### Problem to work on
Transcribe the records below exactly.
## START Task input
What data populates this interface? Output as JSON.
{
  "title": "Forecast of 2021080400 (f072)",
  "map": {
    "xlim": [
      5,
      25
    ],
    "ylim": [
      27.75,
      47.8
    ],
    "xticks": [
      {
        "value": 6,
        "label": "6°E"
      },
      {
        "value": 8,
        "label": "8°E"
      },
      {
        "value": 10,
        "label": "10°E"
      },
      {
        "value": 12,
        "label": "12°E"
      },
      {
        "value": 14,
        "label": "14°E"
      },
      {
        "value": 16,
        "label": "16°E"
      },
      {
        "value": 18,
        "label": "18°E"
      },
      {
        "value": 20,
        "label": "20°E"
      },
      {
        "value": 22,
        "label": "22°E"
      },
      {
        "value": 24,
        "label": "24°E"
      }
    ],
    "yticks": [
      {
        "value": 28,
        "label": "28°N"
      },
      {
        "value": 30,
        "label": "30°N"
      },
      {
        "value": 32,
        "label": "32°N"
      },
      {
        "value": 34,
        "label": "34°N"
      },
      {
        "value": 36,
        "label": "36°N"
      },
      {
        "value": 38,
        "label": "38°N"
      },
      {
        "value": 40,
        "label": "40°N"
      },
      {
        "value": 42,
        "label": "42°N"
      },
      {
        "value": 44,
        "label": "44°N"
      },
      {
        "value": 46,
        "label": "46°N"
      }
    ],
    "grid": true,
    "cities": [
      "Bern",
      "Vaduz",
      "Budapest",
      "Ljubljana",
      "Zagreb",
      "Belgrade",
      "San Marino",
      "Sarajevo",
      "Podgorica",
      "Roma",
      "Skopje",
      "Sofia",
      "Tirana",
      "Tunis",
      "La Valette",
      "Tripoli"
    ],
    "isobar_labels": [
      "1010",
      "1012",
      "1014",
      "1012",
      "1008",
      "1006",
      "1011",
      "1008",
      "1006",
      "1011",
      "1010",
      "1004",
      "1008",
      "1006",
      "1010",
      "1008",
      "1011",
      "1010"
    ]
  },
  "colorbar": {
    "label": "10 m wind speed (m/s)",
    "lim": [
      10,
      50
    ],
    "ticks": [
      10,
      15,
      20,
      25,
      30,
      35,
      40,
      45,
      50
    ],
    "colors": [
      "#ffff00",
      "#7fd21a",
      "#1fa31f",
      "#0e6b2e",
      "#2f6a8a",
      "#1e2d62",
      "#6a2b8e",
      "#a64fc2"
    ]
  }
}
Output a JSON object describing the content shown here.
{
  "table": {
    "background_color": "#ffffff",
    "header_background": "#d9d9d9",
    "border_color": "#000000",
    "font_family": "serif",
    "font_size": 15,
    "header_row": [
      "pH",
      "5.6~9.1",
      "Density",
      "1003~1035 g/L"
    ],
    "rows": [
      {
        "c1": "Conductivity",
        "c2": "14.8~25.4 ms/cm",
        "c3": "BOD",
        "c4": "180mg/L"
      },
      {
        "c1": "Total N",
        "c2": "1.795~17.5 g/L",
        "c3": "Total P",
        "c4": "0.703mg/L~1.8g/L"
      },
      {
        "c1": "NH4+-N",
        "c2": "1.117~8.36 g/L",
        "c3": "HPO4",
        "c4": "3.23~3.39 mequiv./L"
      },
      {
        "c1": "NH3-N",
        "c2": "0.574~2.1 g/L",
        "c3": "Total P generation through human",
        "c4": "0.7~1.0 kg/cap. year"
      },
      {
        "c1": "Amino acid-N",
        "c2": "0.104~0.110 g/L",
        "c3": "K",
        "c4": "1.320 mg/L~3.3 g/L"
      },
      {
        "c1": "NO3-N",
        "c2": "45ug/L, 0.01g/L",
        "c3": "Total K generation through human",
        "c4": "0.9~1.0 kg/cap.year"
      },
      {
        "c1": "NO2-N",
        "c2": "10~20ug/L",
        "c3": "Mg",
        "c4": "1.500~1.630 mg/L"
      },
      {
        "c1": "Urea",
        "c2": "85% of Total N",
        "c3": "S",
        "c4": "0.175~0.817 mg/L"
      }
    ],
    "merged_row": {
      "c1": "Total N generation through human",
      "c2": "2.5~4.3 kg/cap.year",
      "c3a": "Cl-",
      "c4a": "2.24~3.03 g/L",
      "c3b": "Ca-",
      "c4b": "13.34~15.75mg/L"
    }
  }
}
## END Task input
### Written response
What data populates this interface? Output as JSON.
{
  "title": "Forecast of 2021080400 (f072)",
  "map": {
    "xlim": [
      5,
      25
    ],
    "ylim": [
      27.75,
      47.8
    ],
    "xticks": [
      {
        "value": 6,
        "label": "6°E"
      },
      {
        "value": 8,
        "label": "8°E"
      },
      {
        "value": 10,
        "label": "10°E"
      },
      {
        "value": 12,
        "label": "12°E"
      },
      {
        "value": 14,
        "label": "14°E"
      },
      {
        "value": 16,
        "label": "16°E"
      },
      {
        "value": 18,
        "label": "18°E"
      },
      {
        "value": 20,
        "label": "20°E"
      },
      {
        "value": 22,
        "label": "22°E"
      },
      {
        "value": 24,
        "label": "24°E"
      }
    ],
    "yticks": [
      {
        "value": 28,
        "label": "28°N"
      },
      {
        "value": 30,
        "label": "30°N"
      },
      {
        "value": 32,
        "label": "32°N"
      },
      {
        "value": 34,
        "label": "34°N"
      },
      {
        "value": 36,
        "label": "36°N"
      },
      {
        "value": 38,
        "label": "38°N"
      },
      {
        "value": 40,
        "label": "40°N"
      },
      {
        "value": 42,
        "label": "42°N"
      },
      {
        "value": 44,
        "label": "44°N"
      },
      {
        "value": 46,
        "label": "46°N"
      }
    ],
    "grid": true,
    "cities": [
      "Bern",
      "Vaduz",
      "Budapest",
      "Ljubljana",
      "Zagreb",
      "Belgrade",
      "San Marino",
      "Sarajevo",
      "Podgorica",
      "Roma",
      "Skopje",
      "Sofia",
      "Tirana",
      "Tunis",
      "La Valette",
      "Tripoli"
    ],
    "isobar_labels": [
      "1010",
      "1012",
      "1014",
      "1012",
      "1008",
      "1006",
      "1011",
      "1008",
      "1006",
      "1011",
      "1010",
      "1004",
      "1008",
      "1006",
      "1010",
      "1008",
      "1011",
      "1010"
    ]
  },
  "colorbar": {
    "label": "10 m wind speed (m/s)",
    "lim": [
      10,
      50
    ],
    "ticks": [
      10,
      15,
      20,
      25,
      30,
      35,
      40,
      45,
      50
    ],
    "colors": [
      "#ffff00",
      "#7fd21a",
      "#1fa31f",
      "#0e6b2e",
      "#2f6a8a",
      "#1e2d62",
      "#6a2b8e",
      "#a64fc2"
    ]
  }
}
Output a JSON object describing the content shown here.
{
  "table": {
    "background_color": "#ffffff",
    "header_background": "#d9d9d9",
    "border_color": "#000000",
    "font_family": "serif",
    "font_size": 15,
    "header_row": [
      "pH",
      "5.6~9.1",
      "Density",
      "1003~1035 g/L"
    ],
    "rows": [
      {
        "c1": "Conductivity",
        "c2": "14.8~25.4 ms/cm",
        "c3": "BOD",
        "c4": "180mg/L"
      },
      {
        "c1": "Total N",
        "c2": "1.795~17.5 g/L",
        "c3": "Total P",
        "c4": "0.703mg/L~1.8g/L"
      },
      {
        "c1": "NH4+-N",
        "c2": "1.117~8.36 g/L",
        "c3": "HPO4",
        "c4": "3.23~3.39 mequiv./L"
      },
      {
        "c1": "NH3-N",
        "c2": "0.574~2.1 g/L",
        "c3": "Total P generation through human",
        "c4": "0.7~1.0 kg/cap. year"
      },
      {
        "c1": "Amino acid-N",
        "c2": "0.104~0.110 g/L",
        "c3": "K",
        "c4": "1.320 mg/L~3.3 g/L"
      },
      {
        "c1": "NO3-N",
        "c2": "45ug/L, 0.01g/L",
        "c3": "Total K generation through human",
        "c4": "0.9~1.0 kg/cap.year"
      },
      {
        "c1": "NO2-N",
        "c2": "10~20ug/L",
        "c3": "Mg",
        "c4": "1.500~1.630 mg/L"
      },
      {
        "c1": "Urea",
        "c2": "85% of Total N",
        "c3": "S",
        "c4": "0.175~0.817 mg/L"
      }
    ],
    "merged_row": {
      "c1": "Total N generation through human",
      "c2": "2.5~4.3 kg/cap.year",
      "c3a": "Cl-",
      "c4a": "2.24~3.03 g/L",
      "c3b": "Ca-",
      "c4b": "13.34~15.75mg/L"
    }
  }
}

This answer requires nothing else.